_WHAT THIS TASK INVOLVES_
Write out each record again exactly as it stands.

_EXERCISE INPUT_
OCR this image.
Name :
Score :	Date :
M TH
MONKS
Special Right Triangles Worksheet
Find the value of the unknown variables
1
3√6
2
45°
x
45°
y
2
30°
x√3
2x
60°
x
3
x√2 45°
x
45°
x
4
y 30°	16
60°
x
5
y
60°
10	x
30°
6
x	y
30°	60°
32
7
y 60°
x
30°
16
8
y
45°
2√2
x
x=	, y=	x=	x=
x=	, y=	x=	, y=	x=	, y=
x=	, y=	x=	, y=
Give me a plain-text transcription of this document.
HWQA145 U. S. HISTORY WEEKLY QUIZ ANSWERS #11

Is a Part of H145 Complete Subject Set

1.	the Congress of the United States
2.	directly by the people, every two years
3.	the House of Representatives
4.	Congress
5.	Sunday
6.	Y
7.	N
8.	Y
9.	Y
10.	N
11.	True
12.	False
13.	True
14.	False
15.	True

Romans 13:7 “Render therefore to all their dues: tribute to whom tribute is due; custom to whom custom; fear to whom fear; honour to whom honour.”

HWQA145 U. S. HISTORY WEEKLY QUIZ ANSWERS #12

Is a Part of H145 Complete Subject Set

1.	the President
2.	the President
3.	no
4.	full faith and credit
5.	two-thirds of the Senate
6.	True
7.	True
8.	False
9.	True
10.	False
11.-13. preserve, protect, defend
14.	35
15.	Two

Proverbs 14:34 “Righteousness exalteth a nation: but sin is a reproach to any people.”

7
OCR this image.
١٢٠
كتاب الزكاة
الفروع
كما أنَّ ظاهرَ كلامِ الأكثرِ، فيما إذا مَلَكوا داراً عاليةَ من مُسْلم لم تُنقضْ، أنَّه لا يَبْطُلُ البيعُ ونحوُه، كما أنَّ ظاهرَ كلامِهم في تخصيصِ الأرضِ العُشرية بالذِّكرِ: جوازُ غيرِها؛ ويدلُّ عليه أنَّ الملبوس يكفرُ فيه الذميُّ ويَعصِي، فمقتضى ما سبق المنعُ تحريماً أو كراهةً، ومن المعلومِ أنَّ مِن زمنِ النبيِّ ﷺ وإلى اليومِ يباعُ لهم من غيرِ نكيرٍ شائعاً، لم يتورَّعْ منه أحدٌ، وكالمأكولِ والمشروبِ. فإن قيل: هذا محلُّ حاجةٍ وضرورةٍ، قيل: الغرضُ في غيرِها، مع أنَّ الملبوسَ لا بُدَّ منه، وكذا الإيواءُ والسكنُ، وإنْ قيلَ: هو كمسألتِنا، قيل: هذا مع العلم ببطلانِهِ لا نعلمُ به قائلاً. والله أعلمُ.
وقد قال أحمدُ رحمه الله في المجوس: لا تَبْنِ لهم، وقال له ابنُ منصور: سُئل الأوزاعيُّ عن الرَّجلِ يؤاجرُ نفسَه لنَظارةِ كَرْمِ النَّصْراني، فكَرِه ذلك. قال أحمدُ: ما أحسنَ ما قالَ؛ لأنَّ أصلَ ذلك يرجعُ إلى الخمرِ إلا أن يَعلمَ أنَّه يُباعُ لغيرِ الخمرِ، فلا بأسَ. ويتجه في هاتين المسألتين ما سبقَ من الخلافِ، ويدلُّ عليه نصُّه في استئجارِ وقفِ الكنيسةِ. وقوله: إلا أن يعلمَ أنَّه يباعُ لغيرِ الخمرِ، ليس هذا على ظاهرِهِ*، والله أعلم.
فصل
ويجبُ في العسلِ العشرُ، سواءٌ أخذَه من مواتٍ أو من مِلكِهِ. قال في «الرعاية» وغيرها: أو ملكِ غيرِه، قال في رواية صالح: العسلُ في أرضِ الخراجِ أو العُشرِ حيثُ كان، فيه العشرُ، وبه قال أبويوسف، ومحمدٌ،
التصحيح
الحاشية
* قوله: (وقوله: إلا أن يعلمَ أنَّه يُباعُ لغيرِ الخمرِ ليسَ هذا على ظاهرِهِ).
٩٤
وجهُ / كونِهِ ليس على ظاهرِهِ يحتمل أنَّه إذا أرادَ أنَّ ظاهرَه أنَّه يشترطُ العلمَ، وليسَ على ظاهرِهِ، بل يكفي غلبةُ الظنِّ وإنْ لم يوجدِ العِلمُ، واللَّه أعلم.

_EXERCISE OUTPUT_
OCR this image.
Name :
Score :	Date :
M TH
MONKS
Special Right Triangles Worksheet
Find the value of the unknown variables
1
3√6
2
45°
x
45°
y
2
30°
x√3
2x
60°
x
3
x√2 45°
x
45°
x
4
y 30°	16
60°
x
5
y
60°
10	x
30°
6
x	y
30°	60°
32
7
y 60°
x
30°
16
8
y
45°
2√2
x
x=	, y=	x=	x=
x=	, y=	x=	, y=	x=	, y=
x=	, y=	x=	, y=
Give me a plain-text transcription of this document.
HWQA145 U. S. HISTORY WEEKLY QUIZ ANSWERS #11

Is a Part of H145 Complete Subject Set

1.	the Congress of the United States
2.	directly by the people, every two years
3.	the House of Representatives
4.	Congress
5.	Sunday
6.	Y
7.	N
8.	Y
9.	Y
10.	N
11.	True
12.	False
13.	True
14.	False
15.	True

Romans 13:7 “Render therefore to all their dues: tribute to whom tribute is due; custom to whom custom; fear to whom fear; honour to whom honour.”

HWQA145 U. S. HISTORY WEEKLY QUIZ ANSWERS #12

Is a Part of H145 Complete Subject Set

1.	the President
2.	the President
3.	no
4.	full faith and credit
5.	two-thirds of the Senate
6.	True
7.	True
8.	False
9.	True
10.	False
11.-13. preserve, protect, defend
14.	35
15.	Two

Proverbs 14:34 “Righteousness exalteth a nation: but sin is a reproach to any people.”

7
OCR this image.
١٢٠
كتاب الزكاة
الفروع
كما أنَّ ظاهرَ كلامِ الأكثرِ، فيما إذا مَلَكوا داراً عاليةَ من مُسْلم لم تُنقضْ، أنَّه لا يَبْطُلُ البيعُ ونحوُه، كما أنَّ ظاهرَ كلامِهم في تخصيصِ الأرضِ العُشرية بالذِّكرِ: جوازُ غيرِها؛ ويدلُّ عليه أنَّ الملبوس يكفرُ فيه الذميُّ ويَعصِي، فمقتضى ما سبق المنعُ تحريماً أو كراهةً، ومن المعلومِ أنَّ مِن زمنِ النبيِّ ﷺ وإلى اليومِ يباعُ لهم من غيرِ نكيرٍ شائعاً، لم يتورَّعْ منه أحدٌ، وكالمأكولِ والمشروبِ. فإن قيل: هذا محلُّ حاجةٍ وضرورةٍ، قيل: الغرضُ في غيرِها، مع أنَّ الملبوسَ لا بُدَّ منه، وكذا الإيواءُ والسكنُ، وإنْ قيلَ: هو كمسألتِنا، قيل: هذا مع العلم ببطلانِهِ لا نعلمُ به قائلاً. والله أعلمُ.
وقد قال أحمدُ رحمه الله في المجوس: لا تَبْنِ لهم، وقال له ابنُ منصور: سُئل الأوزاعيُّ عن الرَّجلِ يؤاجرُ نفسَه لنَظارةِ كَرْمِ النَّصْراني، فكَرِه ذلك. قال أحمدُ: ما أحسنَ ما قالَ؛ لأنَّ أصلَ ذلك يرجعُ إلى الخمرِ إلا أن يَعلمَ أنَّه يُباعُ لغيرِ الخمرِ، فلا بأسَ. ويتجه في هاتين المسألتين ما سبقَ من الخلافِ، ويدلُّ عليه نصُّه في استئجارِ وقفِ الكنيسةِ. وقوله: إلا أن يعلمَ أنَّه يباعُ لغيرِ الخمرِ، ليس هذا على ظاهرِهِ*، والله أعلم.
فصل
ويجبُ في العسلِ العشرُ، سواءٌ أخذَه من مواتٍ أو من مِلكِهِ. قال في «الرعاية» وغيرها: أو ملكِ غيرِه، قال في رواية صالح: العسلُ في أرضِ الخراجِ أو العُشرِ حيثُ كان، فيه العشرُ، وبه قال أبويوسف، ومحمدٌ،
التصحيح
الحاشية
* قوله: (وقوله: إلا أن يعلمَ أنَّه يُباعُ لغيرِ الخمرِ ليسَ هذا على ظاهرِهِ).
٩٤
وجهُ / كونِهِ ليس على ظاهرِهِ يحتمل أنَّه إذا أرادَ أنَّ ظاهرَه أنَّه يشترطُ العلمَ، وليسَ على ظاهرِهِ، بل يكفي غلبةُ الظنِّ وإنْ لم يوجدِ العِلمُ، واللَّه أعلم.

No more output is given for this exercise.